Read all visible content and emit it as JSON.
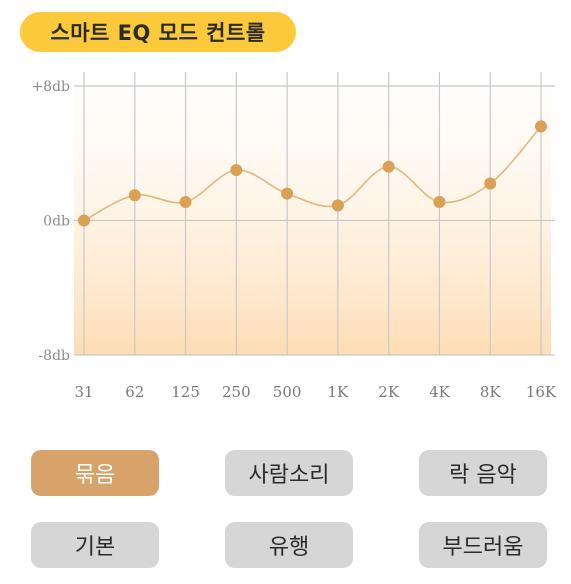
{
  "header": {
    "title": "스마트 EQ 모드 컨트롤"
  },
  "chart_data": {
    "type": "line",
    "categories": [
      "31",
      "62",
      "125",
      "250",
      "500",
      "1K",
      "2K",
      "4K",
      "8K",
      "16K"
    ],
    "values": [
      0,
      1.5,
      1.1,
      3.0,
      1.6,
      0.9,
      3.2,
      1.1,
      2.2,
      5.6
    ],
    "ylim": [
      -8,
      8
    ],
    "yticks": [
      {
        "value": 8,
        "label": "+8db"
      },
      {
        "value": 0,
        "label": "0db"
      },
      {
        "value": -8,
        "label": "-8db"
      }
    ],
    "grid": true
  },
  "modes": {
    "selected": "묶음",
    "buttons": [
      {
        "label": "묶음",
        "active": true
      },
      {
        "label": "사람소리",
        "active": false
      },
      {
        "label": "락 음악",
        "active": false
      },
      {
        "label": "기본",
        "active": false
      },
      {
        "label": "유행",
        "active": false
      },
      {
        "label": "부드러움",
        "active": false
      }
    ]
  },
  "colors": {
    "accent": "#fcc93a",
    "line": "#e6b67a",
    "point": "#d9a056",
    "active_button": "#d7a36a",
    "inactive_button": "#d6d6d6"
  }
}
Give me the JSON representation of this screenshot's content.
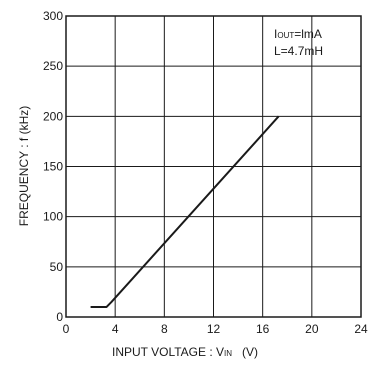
{
  "chart_data": {
    "type": "line",
    "title": "",
    "xlabel": "INPUT VOLTAGE : V",
    "xlabel_sub": "IN",
    "xlabel_unit": "(V)",
    "ylabel": "FREQUENCY : f   (kHz)",
    "xlim": [
      0,
      24
    ],
    "ylim": [
      0,
      300
    ],
    "x_ticks": [
      0,
      4,
      8,
      12,
      16,
      20,
      24
    ],
    "y_ticks": [
      0,
      50,
      100,
      150,
      200,
      250,
      300
    ],
    "x_tick_labels": [
      "0",
      "4",
      "8",
      "12",
      "16",
      "20",
      "24"
    ],
    "y_tick_labels": [
      "0",
      "50",
      "100",
      "150",
      "200",
      "250",
      "300"
    ],
    "grid": true,
    "annotations": {
      "iout_prefix": "I",
      "iout_sub": "OUT",
      "iout_value": "=lmA",
      "inductance": "L=4.7mH"
    },
    "series": [
      {
        "x": [
          2.0,
          3.3,
          3.7,
          17.3
        ],
        "y": [
          10,
          10,
          15,
          200
        ],
        "color": "#1a1a1a"
      }
    ]
  }
}
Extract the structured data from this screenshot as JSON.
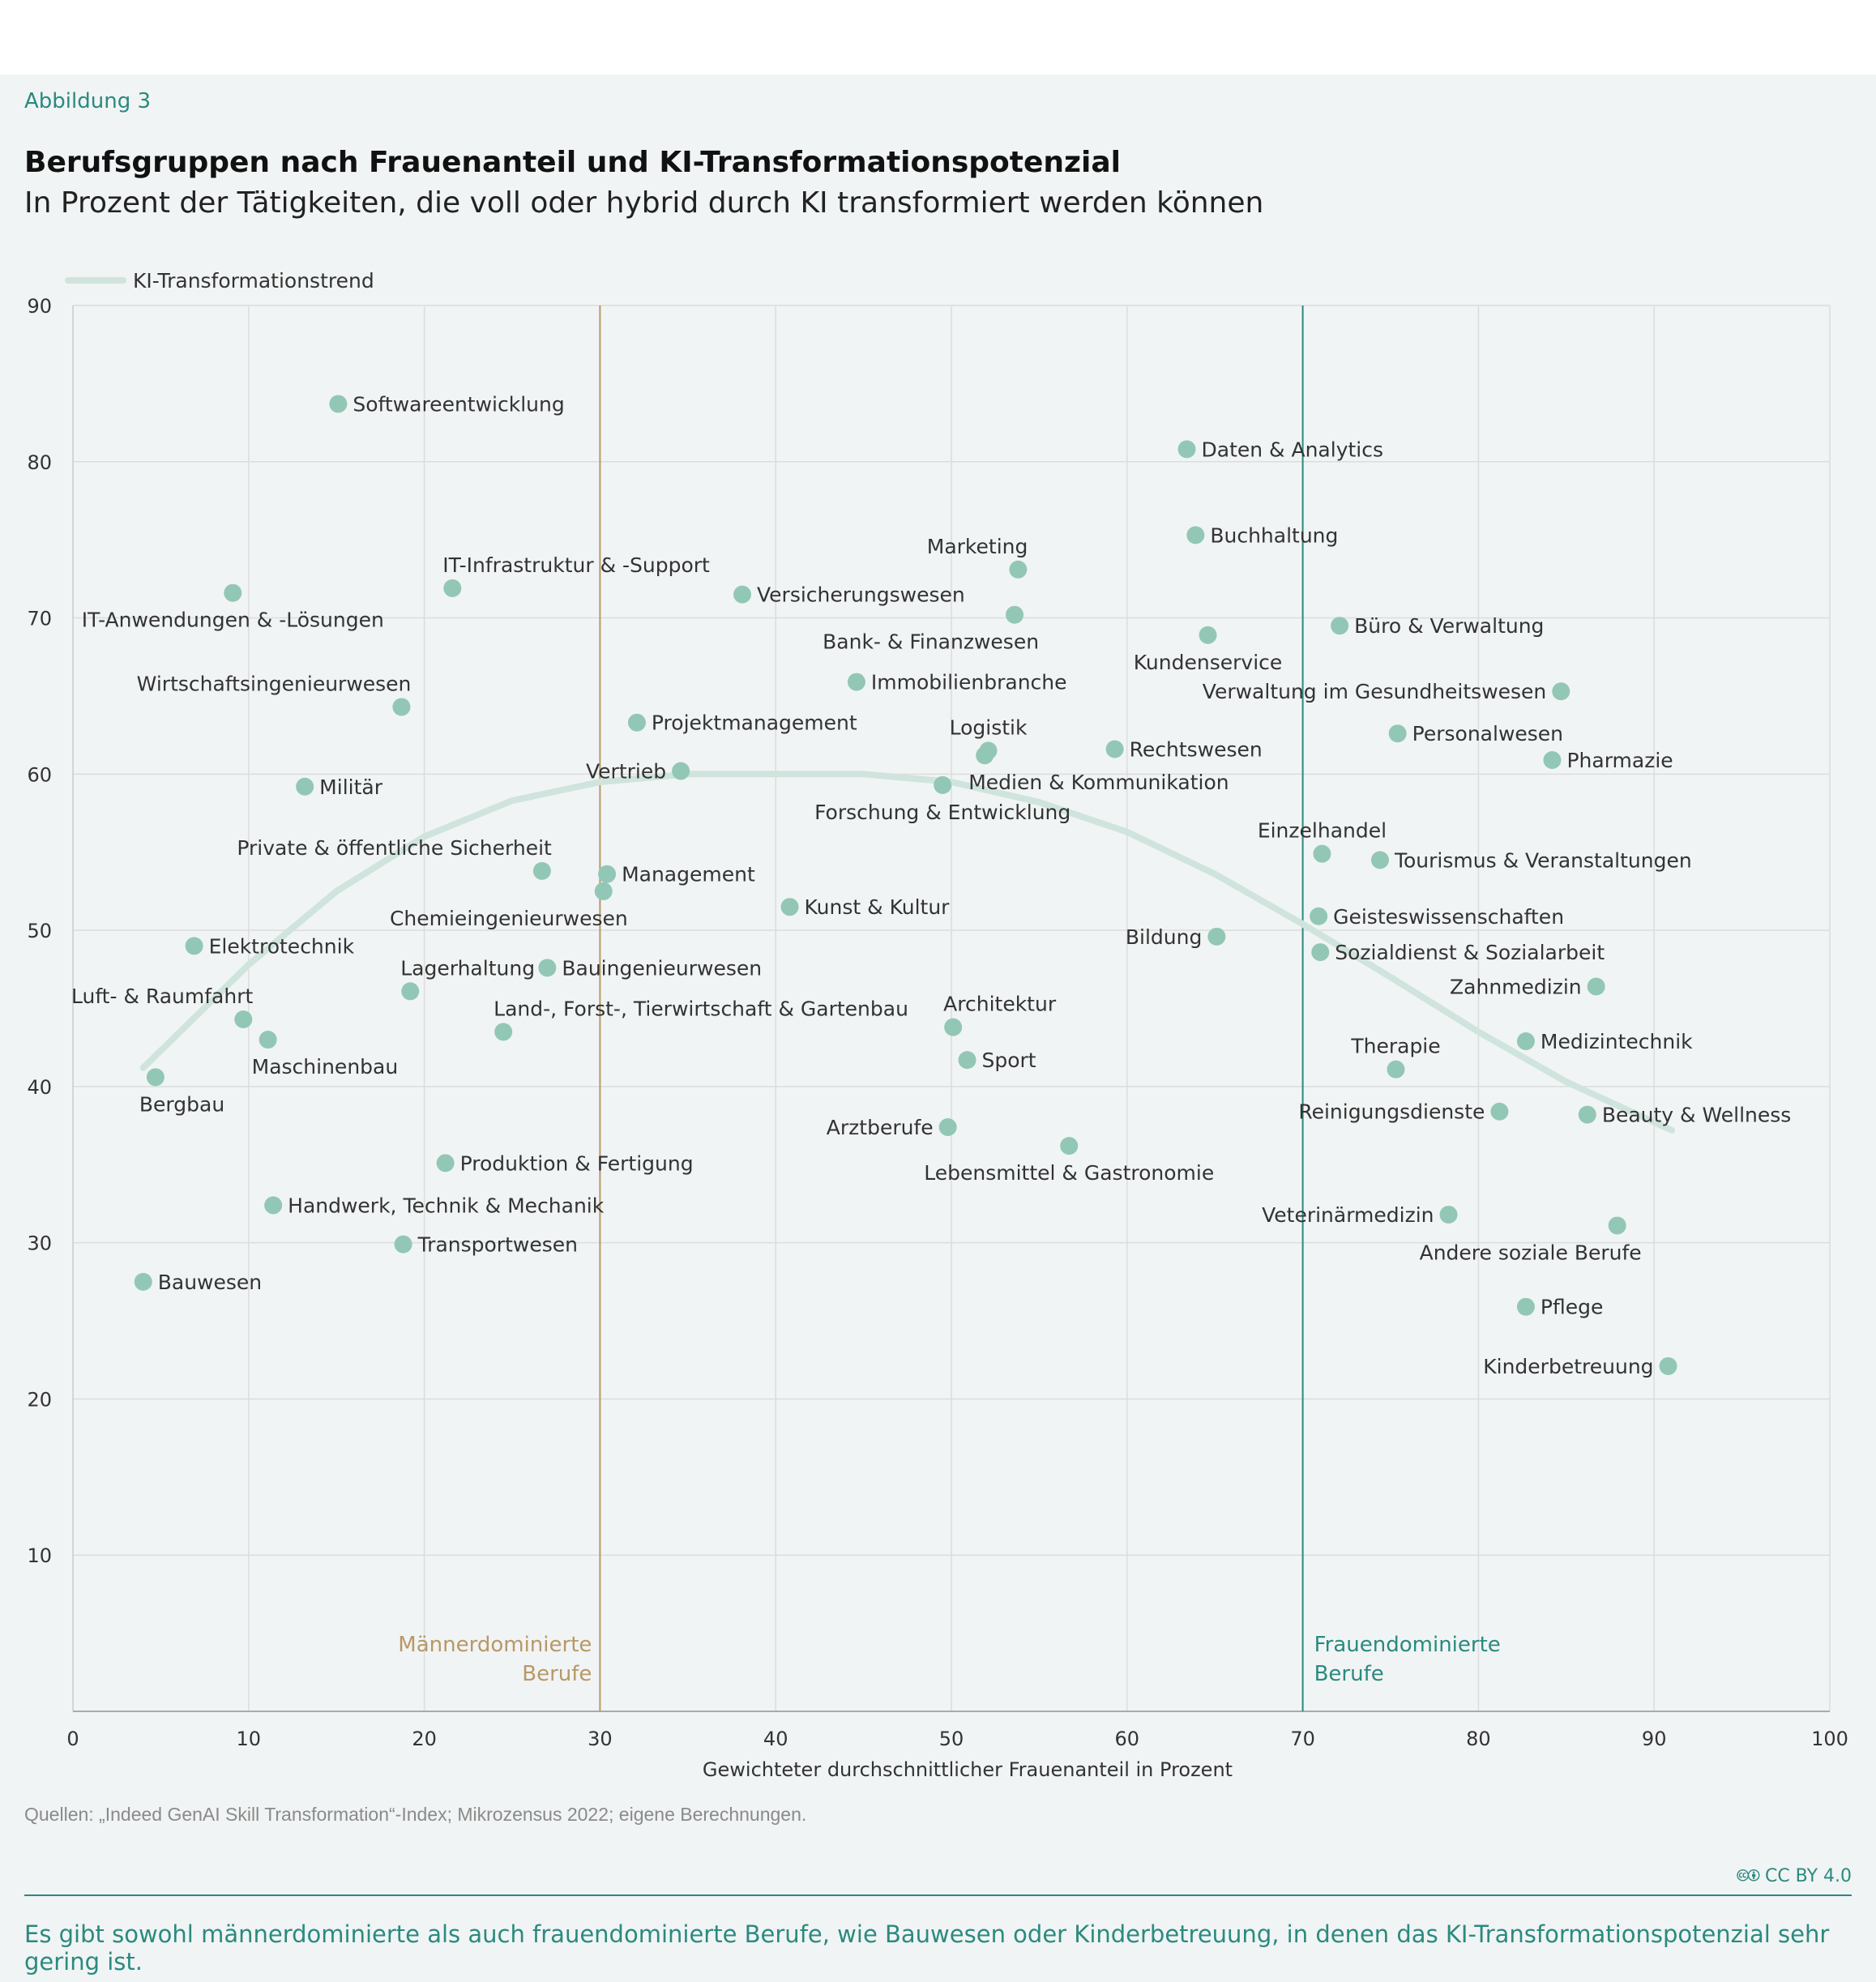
{
  "figure_label": "Abbildung 3",
  "title": "Berufsgruppen nach Frauenanteil und KI-Transformationspotenzial",
  "subtitle": "In Prozent der Tätigkeiten, die voll oder hybrid durch KI transformiert werden können",
  "source": "Quellen: „Indeed GenAI Skill Transformation“-Index; Mikrozensus 2022; eigene Berechnungen.",
  "license": "CC BY 4.0",
  "takeaway": "Es gibt sowohl männerdominierte als auch frauendominierte Berufe, wie Bauwesen oder Kinderbetreuung, in denen das KI-Transformationspotenzial sehr gering ist.",
  "colors": {
    "point": "#92c7b6",
    "trend": "#cfe4dc",
    "male_line": "#b89868",
    "female_line": "#2a8a80",
    "grid": "#dcdcdc",
    "text": "#333333"
  },
  "chart_data": {
    "type": "scatter",
    "xlabel": "Gewichteter durchschnittlicher Frauenanteil in Prozent",
    "ylabel": "",
    "xlim": [
      0,
      100
    ],
    "ylim": [
      0,
      90
    ],
    "x_ticks": [
      0,
      10,
      20,
      30,
      40,
      50,
      60,
      70,
      80,
      90,
      100
    ],
    "y_ticks": [
      10,
      20,
      30,
      40,
      50,
      60,
      70,
      80,
      90
    ],
    "grid": true,
    "legend": [
      {
        "label": "KI-Transformationstrend",
        "type": "line"
      }
    ],
    "trend": {
      "name": "KI-Transformationstrend",
      "points": [
        [
          4,
          41.2
        ],
        [
          10,
          47.8
        ],
        [
          15,
          52.5
        ],
        [
          20,
          56
        ],
        [
          25,
          58.3
        ],
        [
          30,
          59.5
        ],
        [
          35,
          60
        ],
        [
          40,
          60
        ],
        [
          45,
          60
        ],
        [
          50,
          59.5
        ],
        [
          55,
          58.2
        ],
        [
          60,
          56.3
        ],
        [
          65,
          53.6
        ],
        [
          70,
          50.4
        ],
        [
          75,
          47
        ],
        [
          80,
          43.5
        ],
        [
          85,
          40.3
        ],
        [
          91,
          37.2
        ]
      ]
    },
    "reference_lines": [
      {
        "x": 30,
        "label": [
          "Männerdominierte",
          "Berufe"
        ],
        "color_key": "male_line",
        "label_side": "left"
      },
      {
        "x": 70,
        "label": [
          "Frauendominierte",
          "Berufe"
        ],
        "color_key": "female_line",
        "label_side": "right"
      }
    ],
    "points": [
      {
        "label": "Softwareentwicklung",
        "x": 15.1,
        "y": 83.7,
        "pos": "right"
      },
      {
        "label": "Daten & Analytics",
        "x": 63.4,
        "y": 80.8,
        "pos": "right"
      },
      {
        "label": "Buchhaltung",
        "x": 63.9,
        "y": 75.3,
        "pos": "right"
      },
      {
        "label": "Marketing",
        "x": 53.8,
        "y": 73.1,
        "pos": "above-left"
      },
      {
        "label": "IT-Infrastruktur & -Support",
        "x": 21.6,
        "y": 71.9,
        "pos": "above-right"
      },
      {
        "label": "IT-Anwendungen & -Lösungen",
        "x": 9.1,
        "y": 71.6,
        "pos": "below-center"
      },
      {
        "label": "Versicherungswesen",
        "x": 38.1,
        "y": 71.5,
        "pos": "right"
      },
      {
        "label": "Bank- & Finanzwesen",
        "x": 53.6,
        "y": 70.2,
        "pos": "below-left"
      },
      {
        "label": "Büro & Verwaltung",
        "x": 72.1,
        "y": 69.5,
        "pos": "right"
      },
      {
        "label": "Kundenservice",
        "x": 64.6,
        "y": 68.9,
        "pos": "below-center"
      },
      {
        "label": "Immobilienbranche",
        "x": 44.6,
        "y": 65.9,
        "pos": "right"
      },
      {
        "label": "Verwaltung im Gesundheitswesen",
        "x": 84.7,
        "y": 65.3,
        "pos": "left"
      },
      {
        "label": "Wirtschaftsingenieurwesen",
        "x": 18.7,
        "y": 64.3,
        "pos": "above-left"
      },
      {
        "label": "Projektmanagement",
        "x": 32.1,
        "y": 63.3,
        "pos": "right"
      },
      {
        "label": "Personalwesen",
        "x": 75.4,
        "y": 62.6,
        "pos": "right"
      },
      {
        "label": "Logistik",
        "x": 52.1,
        "y": 61.5,
        "pos": "above-center"
      },
      {
        "label": "Rechtswesen",
        "x": 59.3,
        "y": 61.6,
        "pos": "right"
      },
      {
        "label": "Medien & Kommunikation",
        "x": 51.9,
        "y": 61.2,
        "pos": "below-right"
      },
      {
        "label": "Pharmazie",
        "x": 84.2,
        "y": 60.9,
        "pos": "right"
      },
      {
        "label": "Vertrieb",
        "x": 34.6,
        "y": 60.2,
        "pos": "left"
      },
      {
        "label": "Militär",
        "x": 13.2,
        "y": 59.2,
        "pos": "right"
      },
      {
        "label": "Forschung & Entwicklung",
        "x": 49.5,
        "y": 59.3,
        "pos": "below-center"
      },
      {
        "label": "Einzelhandel",
        "x": 71.1,
        "y": 54.9,
        "pos": "above-center"
      },
      {
        "label": "Tourismus & Veranstaltungen",
        "x": 74.4,
        "y": 54.5,
        "pos": "right"
      },
      {
        "label": "Private & öffentliche Sicherheit",
        "x": 26.7,
        "y": 53.8,
        "pos": "above-left"
      },
      {
        "label": "Management",
        "x": 30.4,
        "y": 53.6,
        "pos": "right"
      },
      {
        "label": "Chemieingenieurwesen",
        "x": 30.2,
        "y": 52.5,
        "pos": "below-left"
      },
      {
        "label": "Kunst & Kultur",
        "x": 40.8,
        "y": 51.5,
        "pos": "right"
      },
      {
        "label": "Geisteswissenschaften",
        "x": 70.9,
        "y": 50.9,
        "pos": "right"
      },
      {
        "label": "Bildung",
        "x": 65.1,
        "y": 49.6,
        "pos": "left"
      },
      {
        "label": "Elektrotechnik",
        "x": 6.9,
        "y": 49.0,
        "pos": "right"
      },
      {
        "label": "Sozialdienst & Sozialarbeit",
        "x": 71.0,
        "y": 48.6,
        "pos": "right"
      },
      {
        "label": "Bauingenieurwesen",
        "x": 27.0,
        "y": 47.6,
        "pos": "right"
      },
      {
        "label": "Zahnmedizin",
        "x": 86.7,
        "y": 46.4,
        "pos": "left"
      },
      {
        "label": "Lagerhaltung",
        "x": 19.2,
        "y": 46.1,
        "pos": "above-right"
      },
      {
        "label": "Luft- & Raumfahrt",
        "x": 9.7,
        "y": 44.3,
        "pos": "above-left"
      },
      {
        "label": "Architektur",
        "x": 50.1,
        "y": 43.8,
        "pos": "above-right"
      },
      {
        "label": "Land-, Forst-, Tierwirtschaft & Gartenbau",
        "x": 24.5,
        "y": 43.5,
        "pos": "above-right"
      },
      {
        "label": "Maschinenbau",
        "x": 11.1,
        "y": 43.0,
        "pos": "below-right"
      },
      {
        "label": "Medizintechnik",
        "x": 82.7,
        "y": 42.9,
        "pos": "right"
      },
      {
        "label": "Sport",
        "x": 50.9,
        "y": 41.7,
        "pos": "right"
      },
      {
        "label": "Therapie",
        "x": 75.3,
        "y": 41.1,
        "pos": "above-center"
      },
      {
        "label": "Bergbau",
        "x": 4.7,
        "y": 40.6,
        "pos": "below-right"
      },
      {
        "label": "Reinigungsdienste",
        "x": 81.2,
        "y": 38.4,
        "pos": "left"
      },
      {
        "label": "Beauty & Wellness",
        "x": 86.2,
        "y": 38.2,
        "pos": "right"
      },
      {
        "label": "Arztberufe",
        "x": 49.8,
        "y": 37.4,
        "pos": "left"
      },
      {
        "label": "Lebensmittel & Gastronomie",
        "x": 56.7,
        "y": 36.2,
        "pos": "below-center"
      },
      {
        "label": "Produktion & Fertigung",
        "x": 21.2,
        "y": 35.1,
        "pos": "right"
      },
      {
        "label": "Handwerk, Technik & Mechanik",
        "x": 11.4,
        "y": 32.4,
        "pos": "right"
      },
      {
        "label": "Veterinärmedizin",
        "x": 78.3,
        "y": 31.8,
        "pos": "left"
      },
      {
        "label": "Andere soziale Berufe",
        "x": 87.9,
        "y": 31.1,
        "pos": "below-left"
      },
      {
        "label": "Transportwesen",
        "x": 18.8,
        "y": 29.9,
        "pos": "right"
      },
      {
        "label": "Bauwesen",
        "x": 4.0,
        "y": 27.5,
        "pos": "right"
      },
      {
        "label": "Pflege",
        "x": 82.7,
        "y": 25.9,
        "pos": "right"
      },
      {
        "label": "Kinderbetreuung",
        "x": 90.8,
        "y": 22.1,
        "pos": "left"
      }
    ]
  }
}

Set problem:
Report all lines of the data that include the word "Frauenanteil".

Result of the exercise:
  "title": "Berufsgruppen nach Frauenanteil und KI-Transformationspotenzial",
    "xlabel": "Gewichteter durchschnittlicher Frauenanteil in Prozent",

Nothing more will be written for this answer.